▶ _THE TASK_: Return all lines where the word "Painter" can be found.

* * * *

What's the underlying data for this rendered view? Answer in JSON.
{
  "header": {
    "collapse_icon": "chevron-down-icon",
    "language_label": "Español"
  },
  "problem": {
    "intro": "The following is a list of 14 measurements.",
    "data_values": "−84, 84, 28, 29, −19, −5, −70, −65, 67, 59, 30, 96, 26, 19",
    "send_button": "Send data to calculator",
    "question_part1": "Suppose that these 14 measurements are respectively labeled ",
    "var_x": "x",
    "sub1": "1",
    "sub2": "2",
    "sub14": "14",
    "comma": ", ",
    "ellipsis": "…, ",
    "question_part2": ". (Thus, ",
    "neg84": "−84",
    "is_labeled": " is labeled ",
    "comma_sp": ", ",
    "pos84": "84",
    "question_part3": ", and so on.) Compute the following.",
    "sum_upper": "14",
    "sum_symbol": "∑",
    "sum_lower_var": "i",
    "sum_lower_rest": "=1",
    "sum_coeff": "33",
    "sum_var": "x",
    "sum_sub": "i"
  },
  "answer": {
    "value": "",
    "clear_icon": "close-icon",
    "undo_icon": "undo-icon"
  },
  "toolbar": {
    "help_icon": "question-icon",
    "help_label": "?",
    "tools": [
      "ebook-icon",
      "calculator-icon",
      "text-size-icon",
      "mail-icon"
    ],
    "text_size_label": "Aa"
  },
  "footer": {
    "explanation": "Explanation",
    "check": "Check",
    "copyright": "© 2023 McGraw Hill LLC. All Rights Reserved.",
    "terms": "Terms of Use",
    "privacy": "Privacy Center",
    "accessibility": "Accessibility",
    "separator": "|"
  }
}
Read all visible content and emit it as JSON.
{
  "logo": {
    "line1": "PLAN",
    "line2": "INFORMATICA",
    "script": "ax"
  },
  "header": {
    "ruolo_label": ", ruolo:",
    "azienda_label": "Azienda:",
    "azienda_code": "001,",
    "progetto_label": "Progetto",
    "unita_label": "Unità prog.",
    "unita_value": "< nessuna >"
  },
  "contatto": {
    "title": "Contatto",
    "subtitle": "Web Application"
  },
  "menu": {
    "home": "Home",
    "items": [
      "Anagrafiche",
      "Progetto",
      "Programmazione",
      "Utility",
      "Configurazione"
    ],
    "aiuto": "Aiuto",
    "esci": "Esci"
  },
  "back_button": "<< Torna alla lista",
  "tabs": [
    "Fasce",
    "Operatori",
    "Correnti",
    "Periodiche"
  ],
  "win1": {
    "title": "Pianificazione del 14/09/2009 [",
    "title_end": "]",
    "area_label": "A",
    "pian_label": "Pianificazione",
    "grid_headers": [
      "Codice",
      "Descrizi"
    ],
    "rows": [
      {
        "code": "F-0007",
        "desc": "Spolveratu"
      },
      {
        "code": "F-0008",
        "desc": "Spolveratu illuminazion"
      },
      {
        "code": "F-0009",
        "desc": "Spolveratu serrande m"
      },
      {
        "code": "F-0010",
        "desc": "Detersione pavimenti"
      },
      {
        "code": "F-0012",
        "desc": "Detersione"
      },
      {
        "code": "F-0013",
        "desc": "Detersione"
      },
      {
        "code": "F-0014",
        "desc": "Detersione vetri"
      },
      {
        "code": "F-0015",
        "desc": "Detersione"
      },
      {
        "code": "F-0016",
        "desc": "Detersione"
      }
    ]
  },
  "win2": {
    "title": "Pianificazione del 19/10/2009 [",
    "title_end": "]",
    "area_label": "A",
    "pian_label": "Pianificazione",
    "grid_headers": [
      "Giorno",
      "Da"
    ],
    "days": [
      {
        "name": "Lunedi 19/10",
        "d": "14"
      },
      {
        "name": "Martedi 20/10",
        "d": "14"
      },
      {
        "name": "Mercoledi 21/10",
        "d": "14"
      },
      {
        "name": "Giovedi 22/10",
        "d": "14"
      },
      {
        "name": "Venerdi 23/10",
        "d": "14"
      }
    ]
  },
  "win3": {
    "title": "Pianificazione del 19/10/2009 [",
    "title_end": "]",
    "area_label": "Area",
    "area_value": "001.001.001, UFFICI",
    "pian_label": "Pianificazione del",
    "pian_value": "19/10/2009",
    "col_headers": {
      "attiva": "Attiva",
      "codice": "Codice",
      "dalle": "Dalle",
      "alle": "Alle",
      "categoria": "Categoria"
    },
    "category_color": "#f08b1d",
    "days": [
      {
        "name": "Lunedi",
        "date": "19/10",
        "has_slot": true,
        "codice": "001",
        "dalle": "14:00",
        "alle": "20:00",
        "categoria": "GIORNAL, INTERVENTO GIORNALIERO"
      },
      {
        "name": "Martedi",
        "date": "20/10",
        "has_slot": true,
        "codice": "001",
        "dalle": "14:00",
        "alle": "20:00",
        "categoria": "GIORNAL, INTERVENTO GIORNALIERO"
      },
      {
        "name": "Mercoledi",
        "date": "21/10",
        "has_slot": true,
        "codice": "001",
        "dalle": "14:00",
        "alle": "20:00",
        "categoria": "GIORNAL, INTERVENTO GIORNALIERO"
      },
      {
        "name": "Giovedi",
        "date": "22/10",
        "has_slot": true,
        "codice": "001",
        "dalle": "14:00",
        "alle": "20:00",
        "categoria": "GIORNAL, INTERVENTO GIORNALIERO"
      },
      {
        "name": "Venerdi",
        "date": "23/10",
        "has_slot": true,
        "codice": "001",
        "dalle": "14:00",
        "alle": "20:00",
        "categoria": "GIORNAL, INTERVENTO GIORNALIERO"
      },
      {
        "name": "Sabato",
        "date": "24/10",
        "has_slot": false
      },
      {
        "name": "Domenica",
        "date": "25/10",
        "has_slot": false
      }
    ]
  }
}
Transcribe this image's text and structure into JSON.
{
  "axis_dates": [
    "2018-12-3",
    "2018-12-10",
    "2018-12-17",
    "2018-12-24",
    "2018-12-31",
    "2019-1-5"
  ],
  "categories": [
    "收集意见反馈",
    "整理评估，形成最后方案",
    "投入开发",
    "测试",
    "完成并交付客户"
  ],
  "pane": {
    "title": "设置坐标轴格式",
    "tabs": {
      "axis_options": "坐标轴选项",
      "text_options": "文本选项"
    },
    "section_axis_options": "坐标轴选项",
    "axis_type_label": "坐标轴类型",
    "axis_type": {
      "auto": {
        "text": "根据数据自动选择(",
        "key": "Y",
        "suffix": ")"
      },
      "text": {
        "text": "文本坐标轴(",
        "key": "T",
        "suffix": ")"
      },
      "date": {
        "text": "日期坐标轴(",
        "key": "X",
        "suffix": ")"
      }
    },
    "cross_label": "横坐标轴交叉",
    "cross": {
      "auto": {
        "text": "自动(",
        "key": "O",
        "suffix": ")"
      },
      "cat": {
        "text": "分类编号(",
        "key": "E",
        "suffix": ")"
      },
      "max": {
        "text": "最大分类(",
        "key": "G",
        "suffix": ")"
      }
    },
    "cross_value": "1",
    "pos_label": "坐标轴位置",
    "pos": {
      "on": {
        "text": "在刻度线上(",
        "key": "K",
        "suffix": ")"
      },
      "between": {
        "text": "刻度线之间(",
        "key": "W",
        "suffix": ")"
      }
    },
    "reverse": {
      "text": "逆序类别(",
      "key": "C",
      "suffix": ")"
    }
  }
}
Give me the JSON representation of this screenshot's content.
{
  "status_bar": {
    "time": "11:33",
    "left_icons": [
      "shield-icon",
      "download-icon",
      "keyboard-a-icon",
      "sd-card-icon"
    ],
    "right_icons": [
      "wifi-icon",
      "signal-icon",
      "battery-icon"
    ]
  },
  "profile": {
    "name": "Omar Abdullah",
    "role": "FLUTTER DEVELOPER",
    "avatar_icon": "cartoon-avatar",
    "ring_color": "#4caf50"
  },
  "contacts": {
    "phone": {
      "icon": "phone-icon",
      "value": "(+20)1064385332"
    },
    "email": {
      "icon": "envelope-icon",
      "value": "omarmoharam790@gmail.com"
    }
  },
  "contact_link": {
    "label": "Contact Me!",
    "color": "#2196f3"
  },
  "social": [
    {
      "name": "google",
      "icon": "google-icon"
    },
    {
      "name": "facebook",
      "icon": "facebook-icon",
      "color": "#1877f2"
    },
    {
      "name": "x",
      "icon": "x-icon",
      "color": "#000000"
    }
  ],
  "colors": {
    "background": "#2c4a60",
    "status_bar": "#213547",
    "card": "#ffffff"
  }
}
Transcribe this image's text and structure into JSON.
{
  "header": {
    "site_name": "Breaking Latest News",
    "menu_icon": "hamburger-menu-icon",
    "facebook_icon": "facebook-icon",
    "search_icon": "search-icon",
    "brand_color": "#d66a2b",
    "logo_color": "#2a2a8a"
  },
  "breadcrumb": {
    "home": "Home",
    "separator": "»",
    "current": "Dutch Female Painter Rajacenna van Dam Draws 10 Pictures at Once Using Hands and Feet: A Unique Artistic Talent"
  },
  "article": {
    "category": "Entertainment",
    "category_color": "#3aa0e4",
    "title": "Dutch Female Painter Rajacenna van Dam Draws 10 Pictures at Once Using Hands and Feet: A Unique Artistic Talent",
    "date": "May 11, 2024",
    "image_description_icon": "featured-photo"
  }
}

* * * *

▶ _OUTPUT OF THE TASK_:
    "current": "Dutch Female Painter Rajacenna van Dam Draws 10 Pictures at Once Using Hands and Feet: A Unique Artistic Talent"
    "title": "Dutch Female Painter Rajacenna van Dam Draws 10 Pictures at Once Using Hands and Feet: A Unique Artistic Talent",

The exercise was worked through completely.